» Requirements
Print the entire listing. Each line must match the original exactly.

====== Task data ======

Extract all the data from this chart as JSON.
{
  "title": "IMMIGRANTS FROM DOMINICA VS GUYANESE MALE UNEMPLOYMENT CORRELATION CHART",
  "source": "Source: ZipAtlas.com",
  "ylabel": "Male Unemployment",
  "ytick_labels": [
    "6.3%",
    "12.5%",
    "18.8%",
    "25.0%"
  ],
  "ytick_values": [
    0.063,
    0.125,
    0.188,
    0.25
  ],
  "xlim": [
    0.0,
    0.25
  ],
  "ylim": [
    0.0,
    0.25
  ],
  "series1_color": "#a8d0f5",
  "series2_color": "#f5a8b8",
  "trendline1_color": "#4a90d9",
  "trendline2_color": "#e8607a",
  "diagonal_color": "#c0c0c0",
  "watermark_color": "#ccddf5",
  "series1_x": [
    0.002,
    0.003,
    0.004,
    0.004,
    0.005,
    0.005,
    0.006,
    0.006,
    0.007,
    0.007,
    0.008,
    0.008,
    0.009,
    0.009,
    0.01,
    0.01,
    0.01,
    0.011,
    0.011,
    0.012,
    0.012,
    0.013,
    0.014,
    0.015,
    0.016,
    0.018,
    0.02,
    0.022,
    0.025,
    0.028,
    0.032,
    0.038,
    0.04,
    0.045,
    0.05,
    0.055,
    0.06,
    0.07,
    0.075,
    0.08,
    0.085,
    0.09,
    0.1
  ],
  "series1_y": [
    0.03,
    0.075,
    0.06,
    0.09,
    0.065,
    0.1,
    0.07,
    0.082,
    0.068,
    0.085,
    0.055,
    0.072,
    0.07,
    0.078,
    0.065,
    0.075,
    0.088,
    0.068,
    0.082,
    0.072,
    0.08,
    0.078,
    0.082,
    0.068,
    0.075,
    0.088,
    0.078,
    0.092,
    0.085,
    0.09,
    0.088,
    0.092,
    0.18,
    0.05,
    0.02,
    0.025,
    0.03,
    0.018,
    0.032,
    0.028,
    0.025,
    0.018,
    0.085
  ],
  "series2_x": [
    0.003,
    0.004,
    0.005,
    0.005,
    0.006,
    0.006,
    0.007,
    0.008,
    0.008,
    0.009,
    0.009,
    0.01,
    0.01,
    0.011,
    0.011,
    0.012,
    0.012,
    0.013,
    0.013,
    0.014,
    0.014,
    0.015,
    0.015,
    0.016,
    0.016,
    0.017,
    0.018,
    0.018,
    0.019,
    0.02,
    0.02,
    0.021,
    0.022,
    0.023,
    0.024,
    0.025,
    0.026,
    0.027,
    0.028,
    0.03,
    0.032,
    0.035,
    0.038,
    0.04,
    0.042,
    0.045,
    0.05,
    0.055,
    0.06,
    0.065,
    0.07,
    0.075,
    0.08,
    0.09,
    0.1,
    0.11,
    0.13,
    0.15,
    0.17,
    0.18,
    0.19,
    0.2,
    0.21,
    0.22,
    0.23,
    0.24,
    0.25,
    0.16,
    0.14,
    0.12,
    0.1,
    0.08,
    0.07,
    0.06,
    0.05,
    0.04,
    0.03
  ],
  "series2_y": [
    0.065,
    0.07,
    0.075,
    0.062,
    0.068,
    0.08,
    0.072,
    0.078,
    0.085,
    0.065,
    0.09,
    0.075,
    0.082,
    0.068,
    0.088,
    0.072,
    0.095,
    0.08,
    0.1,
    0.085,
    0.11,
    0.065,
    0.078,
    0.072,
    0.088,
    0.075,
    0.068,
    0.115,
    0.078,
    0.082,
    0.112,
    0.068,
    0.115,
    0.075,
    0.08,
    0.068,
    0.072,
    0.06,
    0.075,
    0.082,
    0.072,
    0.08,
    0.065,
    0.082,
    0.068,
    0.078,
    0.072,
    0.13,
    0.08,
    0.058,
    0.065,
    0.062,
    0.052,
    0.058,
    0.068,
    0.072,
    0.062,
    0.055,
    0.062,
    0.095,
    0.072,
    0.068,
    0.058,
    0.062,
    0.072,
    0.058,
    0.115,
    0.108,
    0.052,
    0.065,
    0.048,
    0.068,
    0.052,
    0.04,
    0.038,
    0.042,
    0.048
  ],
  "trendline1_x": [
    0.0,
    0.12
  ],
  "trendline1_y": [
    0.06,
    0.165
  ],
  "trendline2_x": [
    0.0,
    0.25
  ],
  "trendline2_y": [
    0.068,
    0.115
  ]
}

======

» Answer for the task
Extract all the data from this chart as JSON.
{
  "title": "IMMIGRANTS FROM DOMINICA VS GUYANESE MALE UNEMPLOYMENT CORRELATION CHART",
  "source": "Source: ZipAtlas.com",
  "ylabel": "Male Unemployment",
  "ytick_labels": [
    "6.3%",
    "12.5%",
    "18.8%",
    "25.0%"
  ],
  "ytick_values": [
    0.063,
    0.125,
    0.188,
    0.25
  ],
  "xlim": [
    0.0,
    0.25
  ],
  "ylim": [
    0.0,
    0.25
  ],
  "series1_color": "#a8d0f5",
  "series2_color": "#f5a8b8",
  "trendline1_color": "#4a90d9",
  "trendline2_color": "#e8607a",
  "diagonal_color": "#c0c0c0",
  "watermark_color": "#ccddf5",
  "series1_x": [
    0.002,
    0.003,
    0.004,
    0.004,
    0.005,
    0.005,
    0.006,
    0.006,
    0.007,
    0.007,
    0.008,
    0.008,
    0.009,
    0.009,
    0.01,
    0.01,
    0.01,
    0.011,
    0.011,
    0.012,
    0.012,
    0.013,
    0.014,
    0.015,
    0.016,
    0.018,
    0.02,
    0.022,
    0.025,
    0.028,
    0.032,
    0.038,
    0.04,
    0.045,
    0.05,
    0.055,
    0.06,
    0.07,
    0.075,
    0.08,
    0.085,
    0.09,
    0.1
  ],
  "series1_y": [
    0.03,
    0.075,
    0.06,
    0.09,
    0.065,
    0.1,
    0.07,
    0.082,
    0.068,
    0.085,
    0.055,
    0.072,
    0.07,
    0.078,
    0.065,
    0.075,
    0.088,
    0.068,
    0.082,
    0.072,
    0.08,
    0.078,
    0.082,
    0.068,
    0.075,
    0.088,
    0.078,
    0.092,
    0.085,
    0.09,
    0.088,
    0.092,
    0.18,
    0.05,
    0.02,
    0.025,
    0.03,
    0.018,
    0.032,
    0.028,
    0.025,
    0.018,
    0.085
  ],
  "series2_x": [
    0.003,
    0.004,
    0.005,
    0.005,
    0.006,
    0.006,
    0.007,
    0.008,
    0.008,
    0.009,
    0.009,
    0.01,
    0.01,
    0.011,
    0.011,
    0.012,
    0.012,
    0.013,
    0.013,
    0.014,
    0.014,
    0.015,
    0.015,
    0.016,
    0.016,
    0.017,
    0.018,
    0.018,
    0.019,
    0.02,
    0.02,
    0.021,
    0.022,
    0.023,
    0.024,
    0.025,
    0.026,
    0.027,
    0.028,
    0.03,
    0.032,
    0.035,
    0.038,
    0.04,
    0.042,
    0.045,
    0.05,
    0.055,
    0.06,
    0.065,
    0.07,
    0.075,
    0.08,
    0.09,
    0.1,
    0.11,
    0.13,
    0.15,
    0.17,
    0.18,
    0.19,
    0.2,
    0.21,
    0.22,
    0.23,
    0.24,
    0.25,
    0.16,
    0.14,
    0.12,
    0.1,
    0.08,
    0.07,
    0.06,
    0.05,
    0.04,
    0.03
  ],
  "series2_y": [
    0.065,
    0.07,
    0.075,
    0.062,
    0.068,
    0.08,
    0.072,
    0.078,
    0.085,
    0.065,
    0.09,
    0.075,
    0.082,
    0.068,
    0.088,
    0.072,
    0.095,
    0.08,
    0.1,
    0.085,
    0.11,
    0.065,
    0.078,
    0.072,
    0.088,
    0.075,
    0.068,
    0.115,
    0.078,
    0.082,
    0.112,
    0.068,
    0.115,
    0.075,
    0.08,
    0.068,
    0.072,
    0.06,
    0.075,
    0.082,
    0.072,
    0.08,
    0.065,
    0.082,
    0.068,
    0.078,
    0.072,
    0.13,
    0.08,
    0.058,
    0.065,
    0.062,
    0.052,
    0.058,
    0.068,
    0.072,
    0.062,
    0.055,
    0.062,
    0.095,
    0.072,
    0.068,
    0.058,
    0.062,
    0.072,
    0.058,
    0.115,
    0.108,
    0.052,
    0.065,
    0.048,
    0.068,
    0.052,
    0.04,
    0.038,
    0.042,
    0.048
  ],
  "trendline1_x": [
    0.0,
    0.12
  ],
  "trendline1_y": [
    0.06,
    0.165
  ],
  "trendline2_x": [
    0.0,
    0.25
  ],
  "trendline2_y": [
    0.068,
    0.115
  ]
}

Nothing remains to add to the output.